Instruction:
Update the data below, changing every "gear-icon" to "settings-icon" and keeping all else unchanged. Leave the pictures out of your answer.

>> Begin Material for the task

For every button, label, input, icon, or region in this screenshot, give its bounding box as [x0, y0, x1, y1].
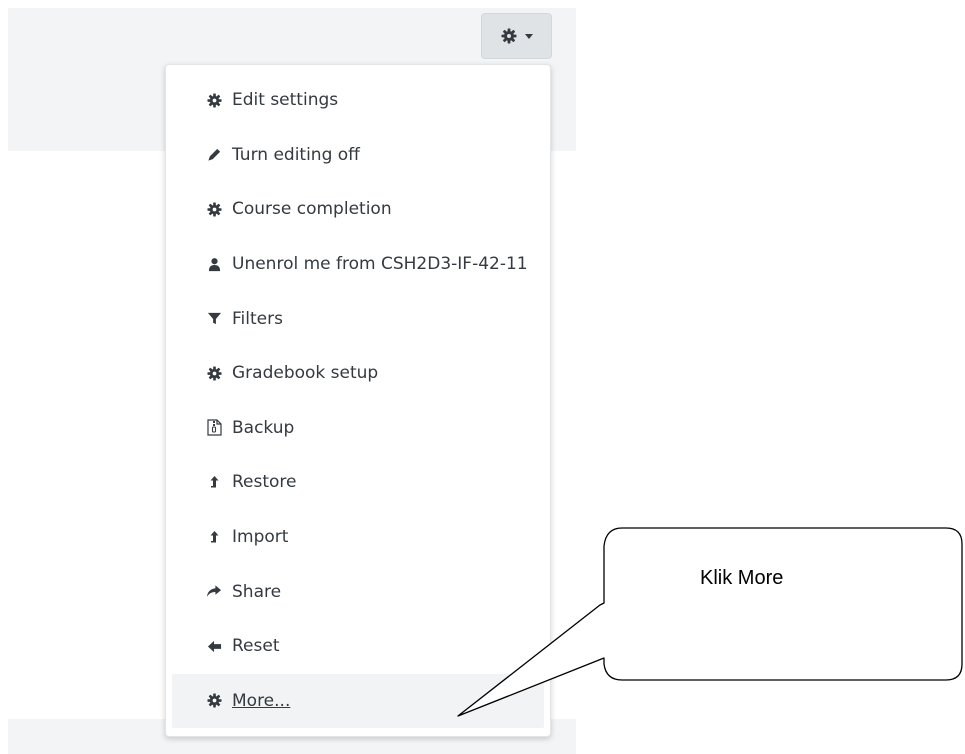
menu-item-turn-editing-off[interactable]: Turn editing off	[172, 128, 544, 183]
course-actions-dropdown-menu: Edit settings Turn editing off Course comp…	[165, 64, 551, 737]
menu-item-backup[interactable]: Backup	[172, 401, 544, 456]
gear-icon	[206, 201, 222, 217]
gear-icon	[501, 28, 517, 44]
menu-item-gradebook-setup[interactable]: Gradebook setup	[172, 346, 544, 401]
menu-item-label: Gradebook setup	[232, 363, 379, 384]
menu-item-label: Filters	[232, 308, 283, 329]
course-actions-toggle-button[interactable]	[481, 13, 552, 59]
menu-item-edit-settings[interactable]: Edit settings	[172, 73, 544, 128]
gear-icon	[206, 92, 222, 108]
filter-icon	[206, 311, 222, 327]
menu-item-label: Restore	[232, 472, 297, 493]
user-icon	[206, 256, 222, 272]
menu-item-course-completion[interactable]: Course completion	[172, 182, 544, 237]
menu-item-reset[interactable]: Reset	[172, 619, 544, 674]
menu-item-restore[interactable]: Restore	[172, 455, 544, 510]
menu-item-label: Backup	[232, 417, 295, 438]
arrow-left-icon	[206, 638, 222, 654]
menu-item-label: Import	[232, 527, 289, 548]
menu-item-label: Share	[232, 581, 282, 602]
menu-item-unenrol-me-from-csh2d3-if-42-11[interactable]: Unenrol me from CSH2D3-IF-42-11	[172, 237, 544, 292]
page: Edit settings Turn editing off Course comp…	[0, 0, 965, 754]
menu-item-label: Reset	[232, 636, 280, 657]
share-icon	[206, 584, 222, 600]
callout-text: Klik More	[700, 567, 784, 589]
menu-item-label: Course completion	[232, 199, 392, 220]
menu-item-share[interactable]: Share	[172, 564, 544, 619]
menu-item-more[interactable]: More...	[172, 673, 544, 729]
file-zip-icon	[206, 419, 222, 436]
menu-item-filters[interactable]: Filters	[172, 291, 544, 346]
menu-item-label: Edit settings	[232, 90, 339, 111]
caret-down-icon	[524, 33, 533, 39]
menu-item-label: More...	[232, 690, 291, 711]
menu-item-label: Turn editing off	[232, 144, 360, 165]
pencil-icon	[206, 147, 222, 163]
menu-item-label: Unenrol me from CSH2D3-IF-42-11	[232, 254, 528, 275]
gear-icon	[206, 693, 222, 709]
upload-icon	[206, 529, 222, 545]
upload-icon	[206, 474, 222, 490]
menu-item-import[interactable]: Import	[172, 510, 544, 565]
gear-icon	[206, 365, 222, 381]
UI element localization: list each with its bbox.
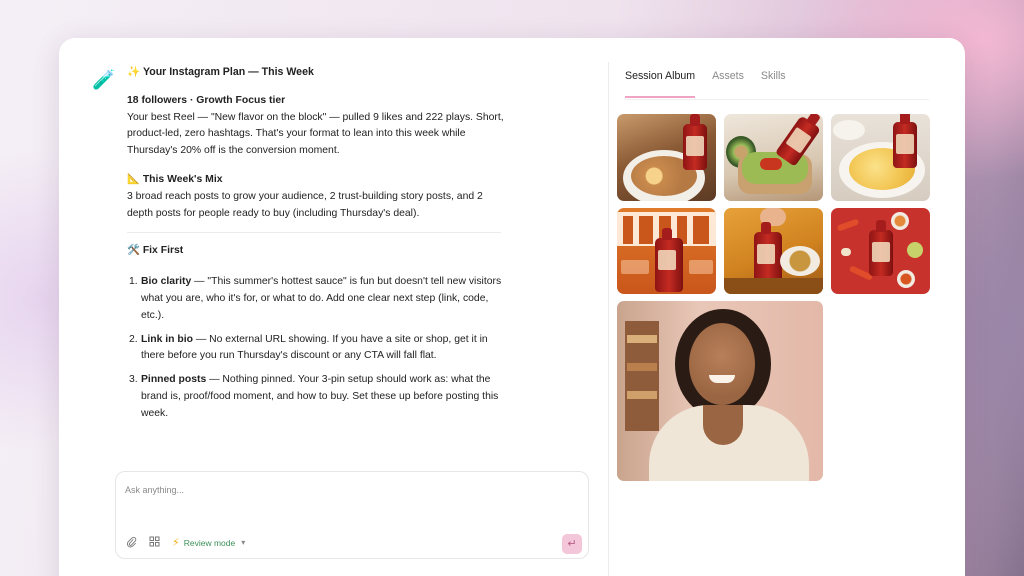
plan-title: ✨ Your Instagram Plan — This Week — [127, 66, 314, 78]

>> End Material for the task

Task solution:
For every button, label, input, icon, or region in this screenshot, give its bounding box as [x0, y0, x1, y1].
menu-item-turn-editing-off[interactable]: Turn editing off	[172, 128, 544, 183]
course-actions-dropdown-menu: Edit settings Turn editing off Course comp…	[165, 64, 551, 737]
menu-item-backup[interactable]: Backup	[172, 401, 544, 456]
settings-icon	[206, 201, 222, 217]
settings-icon	[501, 28, 517, 44]
menu-item-gradebook-setup[interactable]: Gradebook setup	[172, 346, 544, 401]
menu-item-label: Gradebook setup	[232, 363, 379, 384]
menu-item-label: Filters	[232, 308, 283, 329]
course-actions-toggle-button[interactable]	[481, 13, 552, 59]
menu-item-edit-settings[interactable]: Edit settings	[172, 73, 544, 128]
settings-icon	[206, 92, 222, 108]
filter-icon	[206, 311, 222, 327]
menu-item-label: Restore	[232, 472, 297, 493]
user-icon	[206, 256, 222, 272]
menu-item-course-completion[interactable]: Course completion	[172, 182, 544, 237]
menu-item-reset[interactable]: Reset	[172, 619, 544, 674]
menu-item-restore[interactable]: Restore	[172, 455, 544, 510]
menu-item-label: Backup	[232, 417, 295, 438]
arrow-left-icon	[206, 638, 222, 654]
menu-item-label: Import	[232, 527, 289, 548]
menu-item-label: Share	[232, 581, 282, 602]
menu-item-unenrol-me-from-csh2d3-if-42-11[interactable]: Unenrol me from CSH2D3-IF-42-11	[172, 237, 544, 292]
page: Edit settings Turn editing off Course comp…	[0, 0, 965, 754]
menu-item-label: Reset	[232, 636, 280, 657]
share-icon	[206, 584, 222, 600]
callout-text: Klik More	[700, 567, 784, 589]
menu-item-label: Course completion	[232, 199, 392, 220]
menu-item-share[interactable]: Share	[172, 564, 544, 619]
menu-item-more[interactable]: More...	[172, 673, 544, 729]
file-zip-icon	[206, 419, 222, 436]
menu-item-filters[interactable]: Filters	[172, 291, 544, 346]
menu-item-label: Edit settings	[232, 90, 339, 111]
caret-down-icon	[524, 33, 533, 39]
menu-item-label: More...	[232, 690, 291, 711]
menu-item-label: Turn editing off	[232, 144, 360, 165]
pencil-icon	[206, 147, 222, 163]
menu-item-label: Unenrol me from CSH2D3-IF-42-11	[232, 254, 528, 275]
settings-icon	[206, 693, 222, 709]
upload-icon	[206, 529, 222, 545]
upload-icon	[206, 474, 222, 490]
menu-item-import[interactable]: Import	[172, 510, 544, 565]
settings-icon	[206, 365, 222, 381]
UI element localization: list each with its bbox.
plan-title: ✨ Your Instagram Plan — This Week — [127, 66, 314, 78]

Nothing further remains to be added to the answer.